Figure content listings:

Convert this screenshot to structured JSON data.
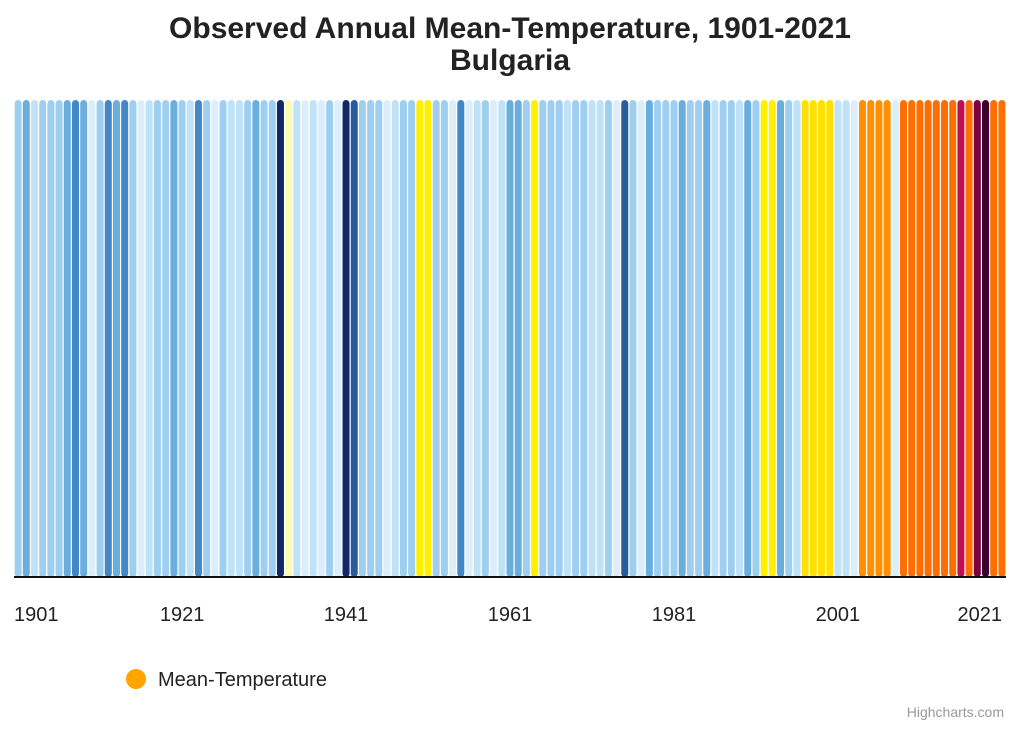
{
  "chart_data": {
    "type": "bar",
    "title": "Observed Annual Mean-Temperature, 1901-2021",
    "subtitle": "Bulgaria",
    "x_start": 1901,
    "x_end": 2021,
    "x_ticks": [
      "1901",
      "1921",
      "1941",
      "1961",
      "1981",
      "2001",
      "2021"
    ],
    "series": [
      {
        "name": "Mean-Temperature",
        "legend_color": "#FFA500",
        "color_codes": [
          2,
          3,
          1,
          2,
          2,
          2,
          3,
          4,
          3,
          0,
          2,
          4,
          3,
          4,
          2,
          0,
          1,
          2,
          2,
          3,
          2,
          1,
          4,
          2,
          0,
          2,
          1,
          1,
          2,
          3,
          2,
          2,
          7,
          8,
          1,
          0,
          1,
          0,
          2,
          0,
          7,
          6,
          2,
          2,
          2,
          0,
          1,
          2,
          2,
          9,
          9,
          2,
          2,
          0,
          4,
          0,
          1,
          2,
          0,
          1,
          3,
          3,
          2,
          9,
          2,
          2,
          2,
          1,
          2,
          2,
          1,
          1,
          2,
          0,
          6,
          2,
          0,
          3,
          2,
          2,
          2,
          3,
          2,
          2,
          3,
          1,
          2,
          2,
          1,
          3,
          2,
          9,
          9,
          3,
          2,
          1,
          10,
          10,
          10,
          10,
          1,
          1,
          0,
          11,
          11,
          11,
          11,
          0,
          12,
          12,
          12,
          12,
          12,
          12,
          12,
          13,
          12,
          14,
          15,
          16,
          12
        ],
        "palette": {
          "0": "#DDEEFB",
          "1": "#BFE2F7",
          "2": "#9FCFF0",
          "3": "#6AAEDE",
          "4": "#4487C6",
          "6": "#2A5C9A",
          "7": "#10286A",
          "8": "#FFFBB0",
          "9": "#FFF000",
          "10": "#FFE000",
          "11": "#FF9000",
          "12": "#FF6E00",
          "13": "#C01050",
          "14": "#7A0040",
          "15": "#3A0030",
          "16": "#FF6E00"
        },
        "color_legend": "codes index palette; 0 = lightest blue, rising to 16"
      }
    ],
    "grid": false,
    "legend_position": "bottom-left"
  },
  "credits": "Highcharts.com"
}
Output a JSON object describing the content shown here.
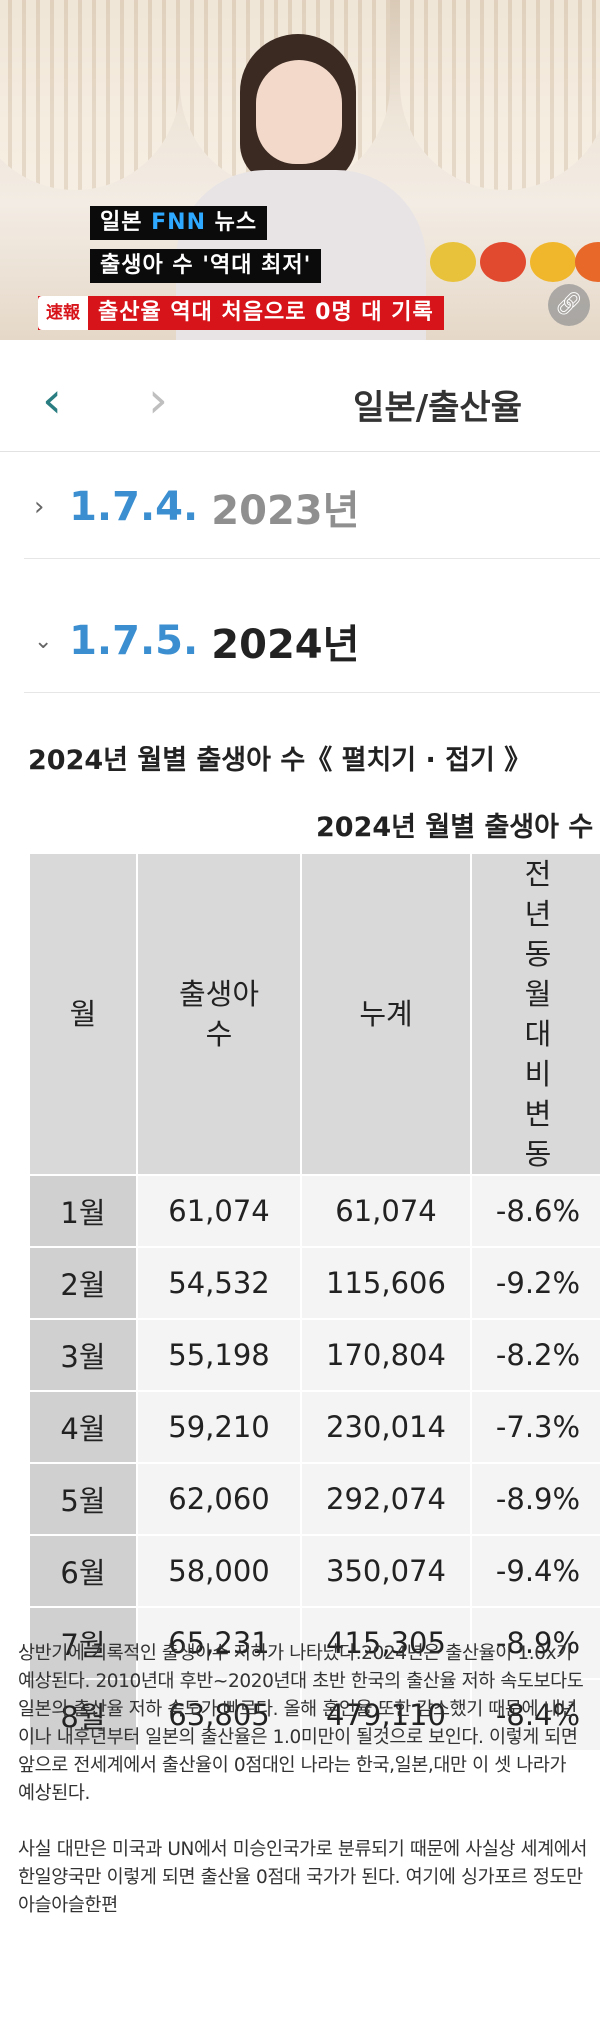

▶ [Short task]:
Write out every line above exactly as it is, leaving out the pictures.

▶ [Final answer]:
Convert this screenshot to structured JSON data.
{
  "chart_data": {
    "type": "bar",
    "title": "Observed Annual Mean-Temperature, 1901-2021",
    "subtitle": "Bulgaria",
    "x_start": 1901,
    "x_end": 2021,
    "x_ticks": [
      "1901",
      "1921",
      "1941",
      "1961",
      "1981",
      "2001",
      "2021"
    ],
    "series": [
      {
        "name": "Mean-Temperature",
        "legend_color": "#FFA500",
        "color_codes": [
          2,
          3,
          1,
          2,
          2,
          2,
          3,
          4,
          3,
          0,
          2,
          4,
          3,
          4,
          2,
          0,
          1,
          2,
          2,
          3,
          2,
          1,
          4,
          2,
          0,
          2,
          1,
          1,
          2,
          3,
          2,
          2,
          7,
          8,
          1,
          0,
          1,
          0,
          2,
          0,
          7,
          6,
          2,
          2,
          2,
          0,
          1,
          2,
          2,
          9,
          9,
          2,
          2,
          0,
          4,
          0,
          1,
          2,
          0,
          1,
          3,
          3,
          2,
          9,
          2,
          2,
          2,
          1,
          2,
          2,
          1,
          1,
          2,
          0,
          6,
          2,
          0,
          3,
          2,
          2,
          2,
          3,
          2,
          2,
          3,
          1,
          2,
          2,
          1,
          3,
          2,
          9,
          9,
          3,
          2,
          1,
          10,
          10,
          10,
          10,
          1,
          1,
          0,
          11,
          11,
          11,
          11,
          0,
          12,
          12,
          12,
          12,
          12,
          12,
          12,
          13,
          12,
          14,
          15,
          16,
          12
        ],
        "palette": {
          "0": "#DDEEFB",
          "1": "#BFE2F7",
          "2": "#9FCFF0",
          "3": "#6AAEDE",
          "4": "#4487C6",
          "6": "#2A5C9A",
          "7": "#10286A",
          "8": "#FFFBB0",
          "9": "#FFF000",
          "10": "#FFE000",
          "11": "#FF9000",
          "12": "#FF6E00",
          "13": "#C01050",
          "14": "#7A0040",
          "15": "#3A0030",
          "16": "#FF6E00"
        },
        "color_legend": "codes index palette; 0 = lightest blue, rising to 16"
      }
    ],
    "grid": false,
    "legend_position": "bottom-left"
  },
  "credits": "Highcharts.com"
}
Output a JSON object describing the content shown here.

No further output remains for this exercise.